Task 8 — Build LCP from Suffix Array via Kasai, Then RMQ for LCE¶
Goal. Given a string S: 1. Build the suffix array (any algorithm — naive O(n² log n) is fine for testing). 2. Compute the LCP array using Kasai's algorithm in O(n). 3. Build a min-sparse-table over LCP. 4. Answer LCE queries: given two positions i, j, find the longest common prefix of S[i..] and S[j..] in O(1).
Acceptance test:
s = "banana"
# Brute LCE:
def lce_brute(s, i, j):
n = len(s); k = 0
while i + k < n and j + k < n and s[i+k] == s[j+k]: k += 1
return k
# Built structure:
sa = suffix_array(s) # your implementation
rank, st = lce_preprocess(s, sa)
for i in range(len(s)):
for j in range(i + 1, len(s)):
assert lce(rank, st, i, j) == lce_brute(s, i, j)
Output. For "banana" the LCE of suffix 1 ("anana") and suffix 3 ("ana") is 3.
Task 9 — Benchmark Sparse Table vs Segment Tree on 10⁶ Queries¶
Goal. Generate a random array of n = 10⁶ integers and q = 10⁶ random (l, r) queries. Measure: - Build time of sparse table vs segment tree. - Total query time of each. - Queries per second of each.
Expected results on a modern x86 CPU:
| Structure | Build (10⁶ elts) | Query (10⁶ queries) | Q/sec |
|---|---|---|---|
| Sparse table | ~200 ms | ~20 ms | ~50 M |
| Segment tree | ~50 ms | ~300 ms | ~3 M |
Sparse table queries are ~15× faster but build is ~4× slower. Trade-off depends on the build:query ratio in your workload.
Implementation pointers. - Use time.perf_counter() in Python or time.Now() in Go. - Warm up with 10⁴ queries before timing. - Use the same random seed across runs.

TO DO: Please condense the paragraph in the exercise text that begins "Goal. Generate a random array" into a short bulleted list that keeps its main facts. The records have no connection to the exercise text.

(Stored data entries)
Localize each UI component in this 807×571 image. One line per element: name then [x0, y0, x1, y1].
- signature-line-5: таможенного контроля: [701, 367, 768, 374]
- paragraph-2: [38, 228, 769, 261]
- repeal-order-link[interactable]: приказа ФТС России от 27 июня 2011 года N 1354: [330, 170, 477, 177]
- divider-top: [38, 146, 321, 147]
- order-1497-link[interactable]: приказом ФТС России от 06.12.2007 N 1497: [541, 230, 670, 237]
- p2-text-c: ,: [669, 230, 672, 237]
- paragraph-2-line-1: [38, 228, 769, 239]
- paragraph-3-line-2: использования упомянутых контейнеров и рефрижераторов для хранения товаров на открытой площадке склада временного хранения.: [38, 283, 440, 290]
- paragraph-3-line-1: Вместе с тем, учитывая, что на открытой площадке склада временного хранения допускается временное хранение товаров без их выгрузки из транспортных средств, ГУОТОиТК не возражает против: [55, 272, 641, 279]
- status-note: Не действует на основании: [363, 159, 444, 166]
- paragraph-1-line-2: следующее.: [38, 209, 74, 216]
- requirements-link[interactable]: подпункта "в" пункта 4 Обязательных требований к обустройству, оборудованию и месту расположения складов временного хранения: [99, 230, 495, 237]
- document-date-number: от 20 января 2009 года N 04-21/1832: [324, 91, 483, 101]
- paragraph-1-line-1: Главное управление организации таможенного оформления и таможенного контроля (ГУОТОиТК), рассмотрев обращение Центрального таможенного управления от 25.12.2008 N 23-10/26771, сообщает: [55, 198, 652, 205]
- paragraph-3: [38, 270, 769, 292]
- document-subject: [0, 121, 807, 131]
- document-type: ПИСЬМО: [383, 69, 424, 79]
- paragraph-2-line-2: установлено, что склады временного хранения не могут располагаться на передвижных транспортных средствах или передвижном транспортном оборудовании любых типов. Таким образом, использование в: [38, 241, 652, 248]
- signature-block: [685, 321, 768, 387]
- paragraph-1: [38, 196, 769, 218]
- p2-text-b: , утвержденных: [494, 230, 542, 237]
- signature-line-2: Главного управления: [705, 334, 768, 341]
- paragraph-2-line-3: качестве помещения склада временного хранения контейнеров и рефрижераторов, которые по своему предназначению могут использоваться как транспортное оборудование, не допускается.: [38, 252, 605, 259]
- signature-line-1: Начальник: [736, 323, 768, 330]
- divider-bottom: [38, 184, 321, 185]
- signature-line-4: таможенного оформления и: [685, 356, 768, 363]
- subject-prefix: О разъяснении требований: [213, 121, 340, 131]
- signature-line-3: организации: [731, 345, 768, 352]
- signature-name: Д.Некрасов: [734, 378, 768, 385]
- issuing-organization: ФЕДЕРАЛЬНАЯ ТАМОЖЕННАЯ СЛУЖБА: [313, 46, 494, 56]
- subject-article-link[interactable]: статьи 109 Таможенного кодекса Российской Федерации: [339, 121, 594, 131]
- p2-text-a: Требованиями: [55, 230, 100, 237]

EXERCISE RESULT:
- Generate a random array of n = 10⁶ integers.
- Generate q = 10⁶ random (l, r) queries.
- For both the sparse table and the segment tree, measure build time, total query time, and queries per second.